→ **THE TASK**
Copy all of the material word for word, except for the pictures.
## begin GIVEN ENTRIES
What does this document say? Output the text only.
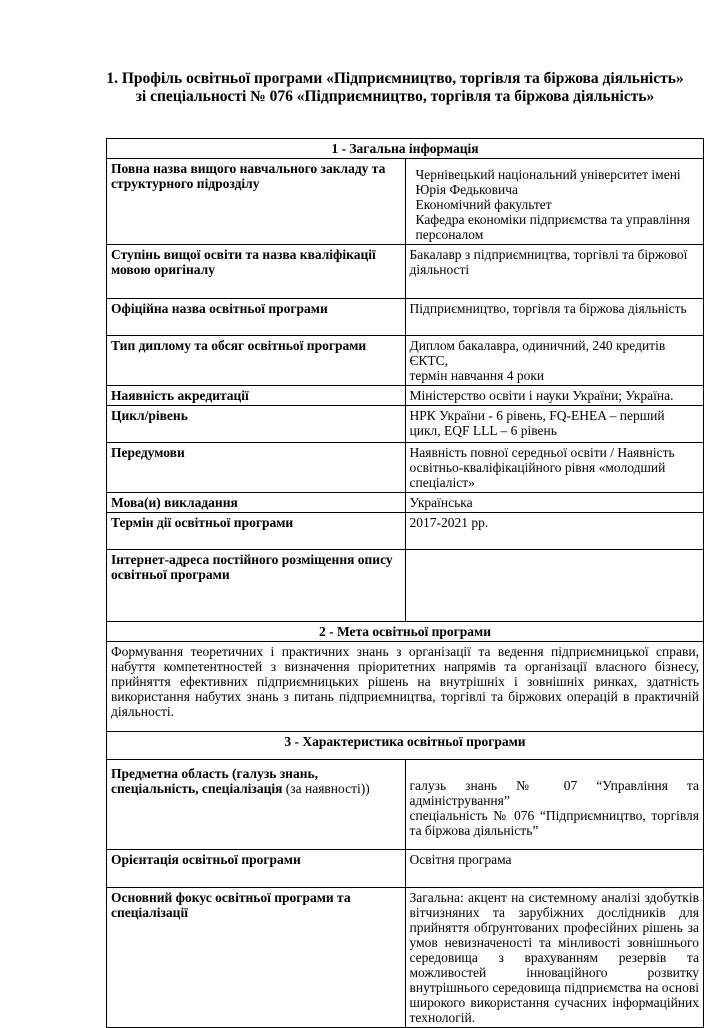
1. Профіль освітньої програми «Підприємництво, торгівля та біржова діяльність»
зі спеціальності № 076 «Підприємництво, торгівля та біржова діяльність»
1 - Загальна інформація	
Повна назва вищого навчального закладу та структурного підрозділу	Чернівецький національний університет імені Юрія Федьковича
Економічний факультет
Кафедра економіки підприємства та управління персоналом

Ступінь вищої освіти та назва кваліфікації мовою оригіналу	Бакалавр з підприємництва, торгівлі та біржової діяльності
Офіційна назва освітньої програми	Підприємництво, торгівля та біржова діяльність
Тип диплому та обсяг освітньої програми	Диплом бакалавра, одиничний, 240 кредитів ЄКТС,
термін навчання 4 роки

Наявність акредитації	Міністерство освіти і науки України; Україна.
Цикл/рівень	НРК України - 6 рівень, FQ-EHEA – перший цикл, EQF LLL – 6 рівень
Передумови	Наявність повної середньої освіти / Наявність освітньо-кваліфікаційного рівня «молодший спеціаліст»
Мова(и) викладання	Українська
Термін дії освітньої програми	2017-2021 рр.
Інтернет-адреса постійного розміщення опису освітньої програми	
2 - Мета освітньої програми	
Формування теоретичних і практичних знань з організації та ведення підприємницької справи, набуття компетентностей з визначення пріоритетних напрямів та організації власного бізнесу, прийняття ефективних підприємницьких рішень на внутрішніх і зовнішніх ринках, здатність використання набутих знань з питань підприємництва, торгівлі та біржових операцій в практичній діяльності.	
3 - Характеристика освітньої програми	
Предметна область (галузь знань, спеціальність, спеціалізація (за наявності))	галузь знань № 07 “Управління та адміністрування”
спеціальність № 076 “Підприємництво, торгівля та біржова діяльність”

Орієнтація освітньої програми	Освітня програма
Основний фокус освітньої програми та спеціалізації	Загальна: акцент на системному аналізі здобутків вітчизняних та зарубіжних дослідників для прийняття обґрунтованих професійних рішень за умов невизначеності та мінливості зовнішнього середовища з врахуванням резервів та можливостей інноваційного розвитку внутрішнього середовища підприємства на основі широкого використання сучасних інформаційних технологій.
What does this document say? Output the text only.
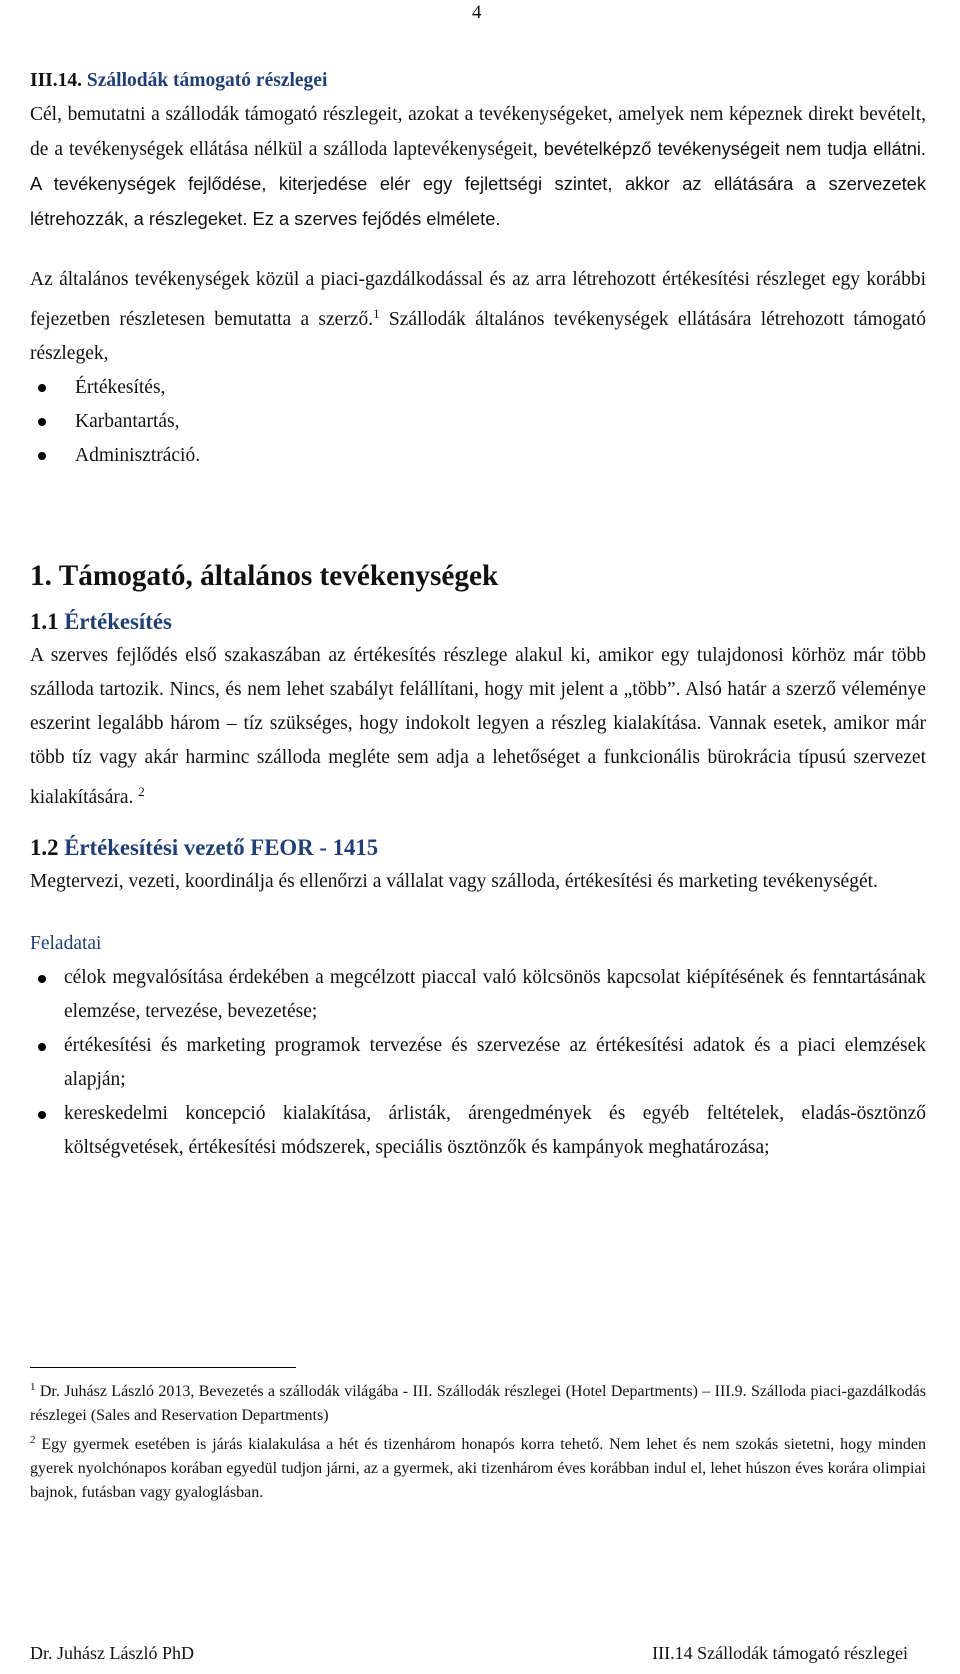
4
III.14. Szállodák támogató részlegei

Cél, bemutatni a szállodák támogató részlegeit, azokat a tevékenységeket, amelyek nem képeznek direkt bevételt, de a tevékenységek ellátása nélkül a szálloda laptevékenységeit, bevételképző tevékenységeit nem tudja ellátni. A tevékenységek fejlődése, kiterjedése elér egy fejlettségi szintet, akkor az ellátására a szervezetek létrehozzák, a részlegeket. Ez a szerves fejődés elmélete.

Az általános tevékenységek közül a piaci-gazdálkodással és az arra létrehozott értékesítési részleget egy korábbi fejezetben részletesen bemutatta a szerző.$^1$ Szállodák általános tevékenységek ellátására létrehozott támogató részlegek,

Értékesítés,
Karbantartás,
Adminisztráció.
1. Támogató, általános tevékenységek
1.1 Értékesítés

A szerves fejlődés első szakaszában az értékesítés részlege alakul ki, amikor egy tulajdonosi körhöz már több szálloda tartozik. Nincs, és nem lehet szabályt felállítani, hogy mit jelent a „több”. Alsó határ a szerző véleménye eszerint legalább három – tíz szükséges, hogy indokolt legyen a részleg kialakítása. Vannak esetek, amikor már több tíz vagy akár harminc szálloda megléte sem adja a lehetőséget a funkcionális bürokrácia típusú szervezet kialakítására. $^2$

1.2 Értékesítési vezető FEOR - 1415

Megtervezi, vezeti, koordinálja és ellenőrzi a vállalat vagy szálloda, értékesítési és marketing tevékenységét.

Feladatai

célok megvalósítása érdekében a megcélzott piaccal való kölcsönös kapcsolat kiépítésének és fenntartásának elemzése, tervezése, bevezetése;
értékesítési és marketing programok tervezése és szervezése az értékesítési adatok és a piaci elemzések alapján;
kereskedelmi koncepció kialakítása, árlisták, árengedmények és egyéb feltételek, eladás-ösztönző költségvetések, értékesítési módszerek, speciális ösztönzők és kampányok meghatározása;

$^1$ Dr. Juhász László 2013, Bevezetés a szállodák világába - III. Szállodák részlegei (Hotel Departments) – III.9. Szálloda piaci-gazdálkodás részlegei (Sales and Reservation Departments)

$^2$ Egy gyermek esetében is járás kialakulása a hét és tizenhárom honapós korra tehető. Nem lehet és nem szokás sietetni, hogy minden gyerek nyolchónapos korában egyedül tudjon járni, az a gyermek, aki tizenhárom éves korábban indul el, lehet húszon éves korára olimpiai bajnok, futásban vagy gyaloglásban.

Dr. Juhász László PhD	III.14 Szállodák támogató részlegei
## end GIVEN ENTRIES
→ **OUTPUT OF THE TASK**
What does this document say? Output the text only.
1. Профіль освітньої програми «Підприємництво, торгівля та біржова діяльність»
зі спеціальності № 076 «Підприємництво, торгівля та біржова діяльність»
1 - Загальна інформація	
Повна назва вищого навчального закладу та структурного підрозділу	Чернівецький національний університет імені Юрія Федьковича
Економічний факультет
Кафедра економіки підприємства та управління персоналом

Ступінь вищої освіти та назва кваліфікації мовою оригіналу	Бакалавр з підприємництва, торгівлі та біржової діяльності
Офіційна назва освітньої програми	Підприємництво, торгівля та біржова діяльність
Тип диплому та обсяг освітньої програми	Диплом бакалавра, одиничний, 240 кредитів ЄКТС,
термін навчання 4 роки

Наявність акредитації	Міністерство освіти і науки України; Україна.
Цикл/рівень	НРК України - 6 рівень, FQ-EHEA – перший цикл, EQF LLL – 6 рівень
Передумови	Наявність повної середньої освіти / Наявність освітньо-кваліфікаційного рівня «молодший спеціаліст»
Мова(и) викладання	Українська
Термін дії освітньої програми	2017-2021 рр.
Інтернет-адреса постійного розміщення опису освітньої програми	
2 - Мета освітньої програми	
Формування теоретичних і практичних знань з організації та ведення підприємницької справи, набуття компетентностей з визначення пріоритетних напрямів та організації власного бізнесу, прийняття ефективних підприємницьких рішень на внутрішніх і зовнішніх ринках, здатність використання набутих знань з питань підприємництва, торгівлі та біржових операцій в практичній діяльності.	
3 - Характеристика освітньої програми	
Предметна область (галузь знань, спеціальність, спеціалізація (за наявності))	галузь знань № 07 “Управління та адміністрування”
спеціальність № 076 “Підприємництво, торгівля та біржова діяльність”

Орієнтація освітньої програми	Освітня програма
Основний фокус освітньої програми та спеціалізації	Загальна: акцент на системному аналізі здобутків вітчизняних та зарубіжних дослідників для прийняття обґрунтованих професійних рішень за умов невизначеності та мінливості зовнішнього середовища з врахуванням резервів та можливостей інноваційного розвитку внутрішнього середовища підприємства на основі широкого використання сучасних інформаційних технологій.
What does this document say? Output the text only.
4
III.14. Szállodák támogató részlegei

Cél, bemutatni a szállodák támogató részlegeit, azokat a tevékenységeket, amelyek nem képeznek direkt bevételt, de a tevékenységek ellátása nélkül a szálloda laptevékenységeit, bevételképző tevékenységeit nem tudja ellátni. A tevékenységek fejlődése, kiterjedése elér egy fejlettségi szintet, akkor az ellátására a szervezetek létrehozzák, a részlegeket. Ez a szerves fejődés elmélete.

Az általános tevékenységek közül a piaci-gazdálkodással és az arra létrehozott értékesítési részleget egy korábbi fejezetben részletesen bemutatta a szerző.$^1$ Szállodák általános tevékenységek ellátására létrehozott támogató részlegek,

Értékesítés,
Karbantartás,
Adminisztráció.
1. Támogató, általános tevékenységek
1.1 Értékesítés

A szerves fejlődés első szakaszában az értékesítés részlege alakul ki, amikor egy tulajdonosi körhöz már több szálloda tartozik. Nincs, és nem lehet szabályt felállítani, hogy mit jelent a „több”. Alsó határ a szerző véleménye eszerint legalább három – tíz szükséges, hogy indokolt legyen a részleg kialakítása. Vannak esetek, amikor már több tíz vagy akár harminc szálloda megléte sem adja a lehetőséget a funkcionális bürokrácia típusú szervezet kialakítására. $^2$

1.2 Értékesítési vezető FEOR - 1415

Megtervezi, vezeti, koordinálja és ellenőrzi a vállalat vagy szálloda, értékesítési és marketing tevékenységét.

Feladatai

célok megvalósítása érdekében a megcélzott piaccal való kölcsönös kapcsolat kiépítésének és fenntartásának elemzése, tervezése, bevezetése;
értékesítési és marketing programok tervezése és szervezése az értékesítési adatok és a piaci elemzések alapján;
kereskedelmi koncepció kialakítása, árlisták, árengedmények és egyéb feltételek, eladás-ösztönző költségvetések, értékesítési módszerek, speciális ösztönzők és kampányok meghatározása;

$^1$ Dr. Juhász László 2013, Bevezetés a szállodák világába - III. Szállodák részlegei (Hotel Departments) – III.9. Szálloda piaci-gazdálkodás részlegei (Sales and Reservation Departments)

$^2$ Egy gyermek esetében is járás kialakulása a hét és tizenhárom honapós korra tehető. Nem lehet és nem szokás sietetni, hogy minden gyerek nyolchónapos korában egyedül tudjon járni, az a gyermek, aki tizenhárom éves korábban indul el, lehet húszon éves korára olimpiai bajnok, futásban vagy gyaloglásban.

Dr. Juhász László PhD	III.14 Szállodák támogató részlegei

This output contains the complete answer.